— start DATA FOR THIS EXERCISE —

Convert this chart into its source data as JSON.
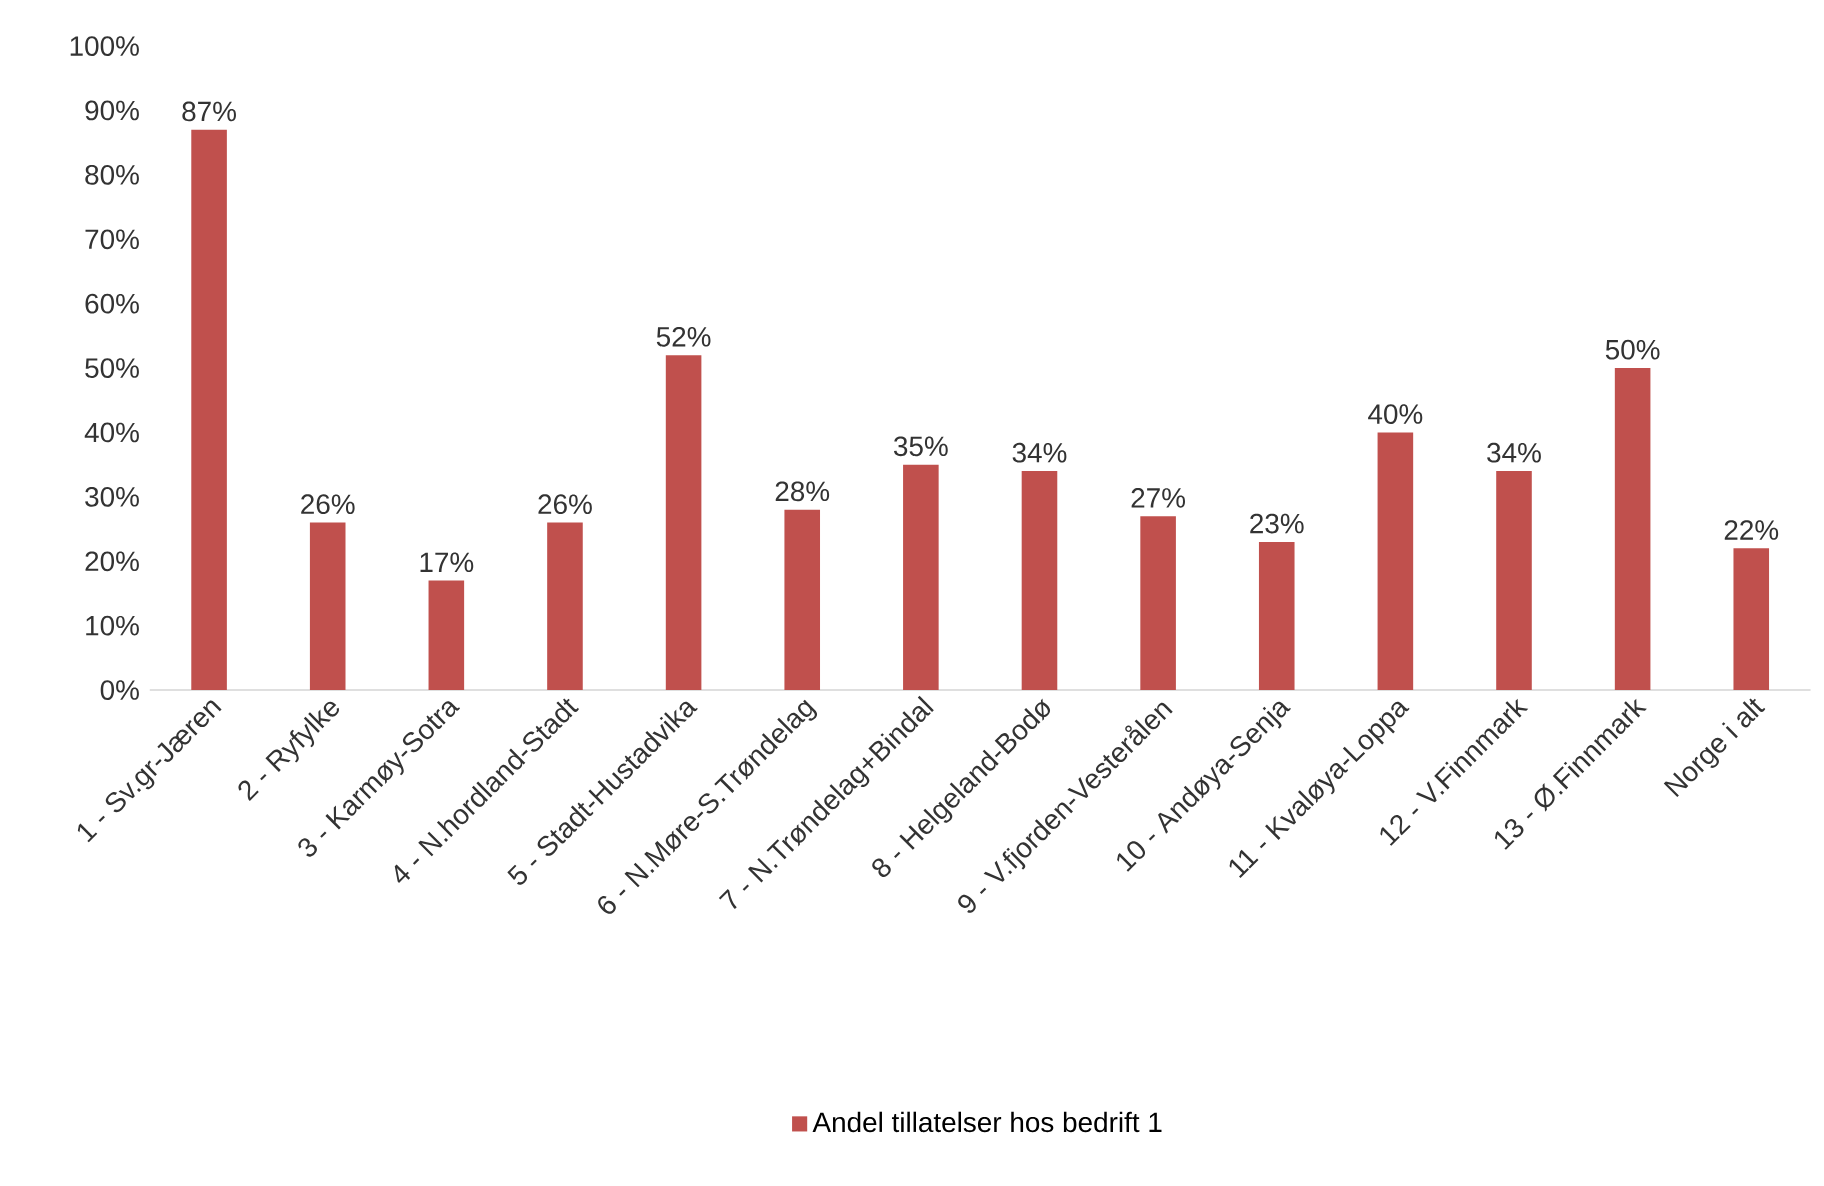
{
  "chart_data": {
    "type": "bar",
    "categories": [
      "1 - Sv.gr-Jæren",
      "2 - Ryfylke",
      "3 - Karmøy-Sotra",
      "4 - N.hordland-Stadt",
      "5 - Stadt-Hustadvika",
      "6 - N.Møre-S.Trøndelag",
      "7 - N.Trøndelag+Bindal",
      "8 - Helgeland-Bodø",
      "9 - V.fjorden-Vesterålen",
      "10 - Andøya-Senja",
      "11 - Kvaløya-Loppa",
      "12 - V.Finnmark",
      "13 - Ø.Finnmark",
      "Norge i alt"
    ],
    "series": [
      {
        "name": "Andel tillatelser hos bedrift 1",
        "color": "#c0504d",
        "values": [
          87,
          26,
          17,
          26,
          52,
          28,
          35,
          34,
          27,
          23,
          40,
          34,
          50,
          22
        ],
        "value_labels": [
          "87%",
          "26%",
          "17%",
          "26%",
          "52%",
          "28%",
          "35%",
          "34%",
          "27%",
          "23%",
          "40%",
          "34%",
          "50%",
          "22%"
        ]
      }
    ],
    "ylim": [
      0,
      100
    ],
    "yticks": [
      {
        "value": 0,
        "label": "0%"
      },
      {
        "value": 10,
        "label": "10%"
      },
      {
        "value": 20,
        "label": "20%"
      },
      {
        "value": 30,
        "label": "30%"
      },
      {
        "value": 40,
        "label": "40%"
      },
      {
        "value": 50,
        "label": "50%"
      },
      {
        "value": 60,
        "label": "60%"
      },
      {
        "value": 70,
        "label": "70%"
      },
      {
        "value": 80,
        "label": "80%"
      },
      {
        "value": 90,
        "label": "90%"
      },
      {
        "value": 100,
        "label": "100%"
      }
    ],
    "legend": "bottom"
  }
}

— end DATA FOR THIS EXERCISE —
— start DATA FOR THIS EXERCISE —

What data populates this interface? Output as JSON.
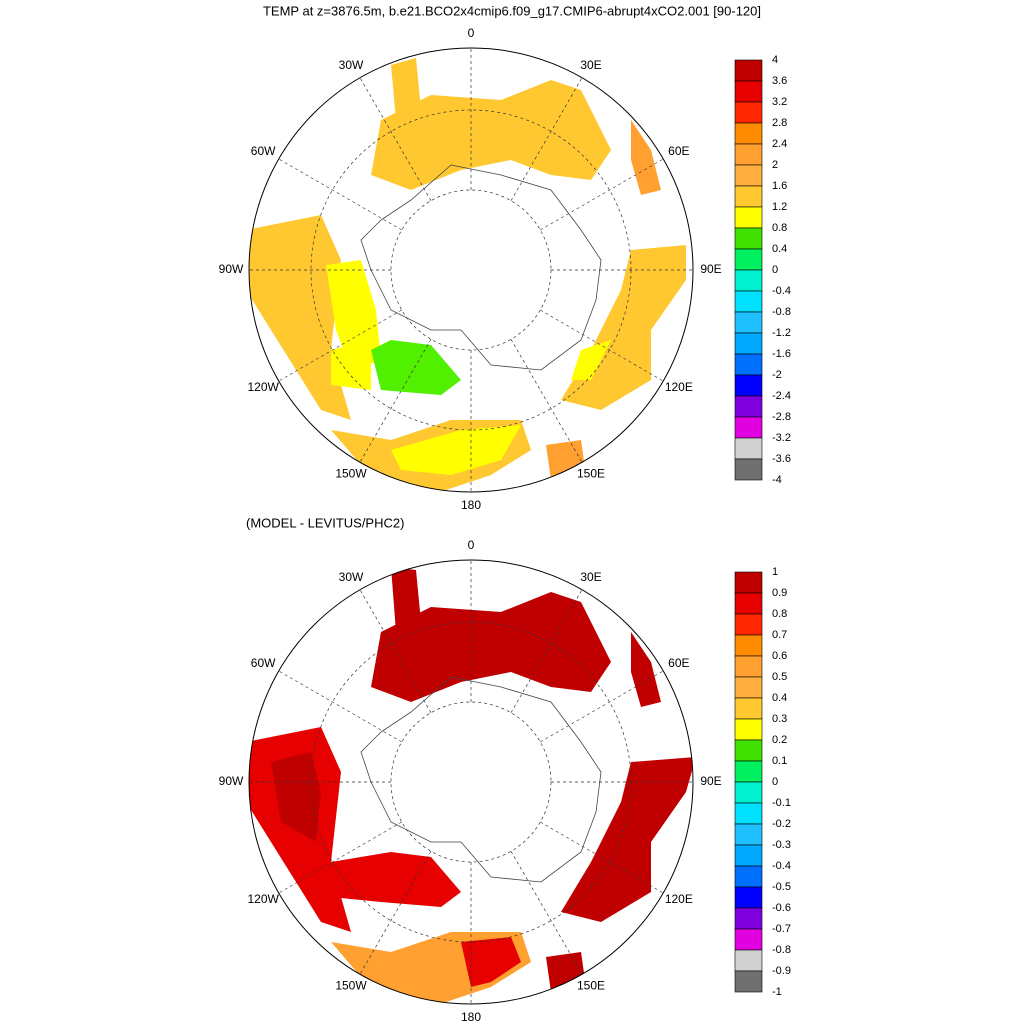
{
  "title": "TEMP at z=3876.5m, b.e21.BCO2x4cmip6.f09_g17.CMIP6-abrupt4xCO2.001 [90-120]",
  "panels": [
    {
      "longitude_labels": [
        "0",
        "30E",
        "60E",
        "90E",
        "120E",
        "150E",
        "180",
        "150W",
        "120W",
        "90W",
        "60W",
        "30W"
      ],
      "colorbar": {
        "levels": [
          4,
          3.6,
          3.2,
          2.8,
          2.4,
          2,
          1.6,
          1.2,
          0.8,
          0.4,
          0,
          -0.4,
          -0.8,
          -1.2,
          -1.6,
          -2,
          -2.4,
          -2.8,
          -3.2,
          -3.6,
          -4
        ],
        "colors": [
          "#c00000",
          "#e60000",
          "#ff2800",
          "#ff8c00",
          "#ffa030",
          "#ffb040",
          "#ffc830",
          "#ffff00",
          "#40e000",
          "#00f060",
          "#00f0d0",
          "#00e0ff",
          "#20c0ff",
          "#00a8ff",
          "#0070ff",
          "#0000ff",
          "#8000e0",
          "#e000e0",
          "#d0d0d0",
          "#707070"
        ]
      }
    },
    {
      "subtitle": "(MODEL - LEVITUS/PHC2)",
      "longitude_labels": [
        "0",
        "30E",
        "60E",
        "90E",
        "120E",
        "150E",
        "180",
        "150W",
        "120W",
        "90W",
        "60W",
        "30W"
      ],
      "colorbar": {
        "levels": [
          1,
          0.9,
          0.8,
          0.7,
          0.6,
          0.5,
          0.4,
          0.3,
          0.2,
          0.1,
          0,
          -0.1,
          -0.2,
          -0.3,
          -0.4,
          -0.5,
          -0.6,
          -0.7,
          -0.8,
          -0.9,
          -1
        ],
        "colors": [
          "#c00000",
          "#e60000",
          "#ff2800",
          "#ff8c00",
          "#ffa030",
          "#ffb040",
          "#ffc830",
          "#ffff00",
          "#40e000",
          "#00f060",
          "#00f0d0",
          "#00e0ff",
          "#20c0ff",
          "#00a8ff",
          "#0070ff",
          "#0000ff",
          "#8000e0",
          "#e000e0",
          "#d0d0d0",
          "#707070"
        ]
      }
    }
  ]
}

— end DATA FOR THIS EXERCISE —
— start DATA FOR THIS EXERCISE —

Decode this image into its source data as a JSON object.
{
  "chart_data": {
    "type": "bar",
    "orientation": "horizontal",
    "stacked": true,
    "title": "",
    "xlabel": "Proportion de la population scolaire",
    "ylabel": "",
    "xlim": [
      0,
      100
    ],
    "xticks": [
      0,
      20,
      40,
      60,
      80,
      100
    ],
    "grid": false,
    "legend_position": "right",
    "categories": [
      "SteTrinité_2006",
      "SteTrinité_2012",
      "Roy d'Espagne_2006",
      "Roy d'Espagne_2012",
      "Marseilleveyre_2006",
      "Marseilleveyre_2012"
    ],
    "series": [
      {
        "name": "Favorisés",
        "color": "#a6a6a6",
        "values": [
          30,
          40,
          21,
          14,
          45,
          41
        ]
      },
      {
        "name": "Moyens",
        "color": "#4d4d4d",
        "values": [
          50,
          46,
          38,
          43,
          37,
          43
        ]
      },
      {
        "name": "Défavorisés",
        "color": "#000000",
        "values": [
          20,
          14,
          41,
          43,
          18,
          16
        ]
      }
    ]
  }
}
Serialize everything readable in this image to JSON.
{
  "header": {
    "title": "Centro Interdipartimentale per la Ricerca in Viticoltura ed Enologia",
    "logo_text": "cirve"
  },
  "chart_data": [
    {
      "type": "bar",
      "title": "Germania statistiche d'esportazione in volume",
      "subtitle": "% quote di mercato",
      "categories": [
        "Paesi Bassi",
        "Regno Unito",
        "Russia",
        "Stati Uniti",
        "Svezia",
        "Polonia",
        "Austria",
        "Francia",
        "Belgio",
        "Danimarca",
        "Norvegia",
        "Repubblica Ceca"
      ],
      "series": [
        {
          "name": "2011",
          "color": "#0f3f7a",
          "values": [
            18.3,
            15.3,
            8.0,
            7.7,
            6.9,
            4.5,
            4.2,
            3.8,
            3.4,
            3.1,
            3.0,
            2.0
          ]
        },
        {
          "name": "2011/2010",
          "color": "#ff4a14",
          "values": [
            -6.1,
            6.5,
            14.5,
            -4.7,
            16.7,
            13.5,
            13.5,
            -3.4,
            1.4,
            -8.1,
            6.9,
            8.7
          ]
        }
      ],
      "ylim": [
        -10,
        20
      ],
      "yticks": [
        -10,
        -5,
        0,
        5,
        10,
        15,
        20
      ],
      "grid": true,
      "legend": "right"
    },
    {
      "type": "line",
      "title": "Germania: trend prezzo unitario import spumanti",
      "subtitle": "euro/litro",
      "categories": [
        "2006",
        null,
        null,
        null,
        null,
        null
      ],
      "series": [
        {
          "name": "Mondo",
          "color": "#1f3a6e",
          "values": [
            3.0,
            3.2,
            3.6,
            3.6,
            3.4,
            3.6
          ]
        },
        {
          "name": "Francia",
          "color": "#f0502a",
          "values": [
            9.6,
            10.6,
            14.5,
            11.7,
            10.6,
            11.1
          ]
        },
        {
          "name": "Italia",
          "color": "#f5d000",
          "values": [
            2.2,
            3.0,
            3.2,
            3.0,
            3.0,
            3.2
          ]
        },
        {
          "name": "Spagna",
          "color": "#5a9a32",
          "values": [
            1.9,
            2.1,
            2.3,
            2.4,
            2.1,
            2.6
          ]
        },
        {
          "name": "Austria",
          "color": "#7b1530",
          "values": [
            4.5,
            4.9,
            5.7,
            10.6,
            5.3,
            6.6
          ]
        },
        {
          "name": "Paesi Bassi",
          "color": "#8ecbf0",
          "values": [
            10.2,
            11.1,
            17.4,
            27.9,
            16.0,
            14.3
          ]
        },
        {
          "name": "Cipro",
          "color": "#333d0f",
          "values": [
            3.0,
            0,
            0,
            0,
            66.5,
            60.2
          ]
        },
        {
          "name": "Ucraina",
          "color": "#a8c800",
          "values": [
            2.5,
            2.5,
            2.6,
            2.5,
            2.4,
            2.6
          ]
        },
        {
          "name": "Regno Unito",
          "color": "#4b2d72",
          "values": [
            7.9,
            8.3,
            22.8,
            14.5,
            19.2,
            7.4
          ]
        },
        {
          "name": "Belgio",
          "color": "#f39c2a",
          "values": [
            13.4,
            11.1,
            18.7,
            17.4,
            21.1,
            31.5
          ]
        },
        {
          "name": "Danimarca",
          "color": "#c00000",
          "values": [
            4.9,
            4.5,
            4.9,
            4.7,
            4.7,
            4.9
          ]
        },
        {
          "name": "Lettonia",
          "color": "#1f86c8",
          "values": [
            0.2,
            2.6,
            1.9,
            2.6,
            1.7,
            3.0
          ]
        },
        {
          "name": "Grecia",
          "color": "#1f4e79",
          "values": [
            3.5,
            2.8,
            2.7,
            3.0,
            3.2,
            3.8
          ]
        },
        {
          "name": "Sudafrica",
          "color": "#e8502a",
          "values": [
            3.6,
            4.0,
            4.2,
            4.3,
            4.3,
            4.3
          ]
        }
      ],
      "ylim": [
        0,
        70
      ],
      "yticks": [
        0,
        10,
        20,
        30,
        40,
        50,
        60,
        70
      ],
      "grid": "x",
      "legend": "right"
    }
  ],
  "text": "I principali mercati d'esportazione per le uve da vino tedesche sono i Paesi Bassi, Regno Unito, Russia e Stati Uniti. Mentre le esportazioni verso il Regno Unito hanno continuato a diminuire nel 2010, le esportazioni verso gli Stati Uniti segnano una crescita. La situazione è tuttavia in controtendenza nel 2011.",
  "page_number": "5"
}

— end DATA FOR THIS EXERCISE —

• TASK PROMPT
Using the records above, pull out each line where the word "subtitle" occurs.

• SOLUTION TO THIS PROBLEM
      "subtitle": "(MODEL - LEVITUS/PHC2)",
      "subtitle": "% quote di mercato",
      "subtitle": "euro/litro",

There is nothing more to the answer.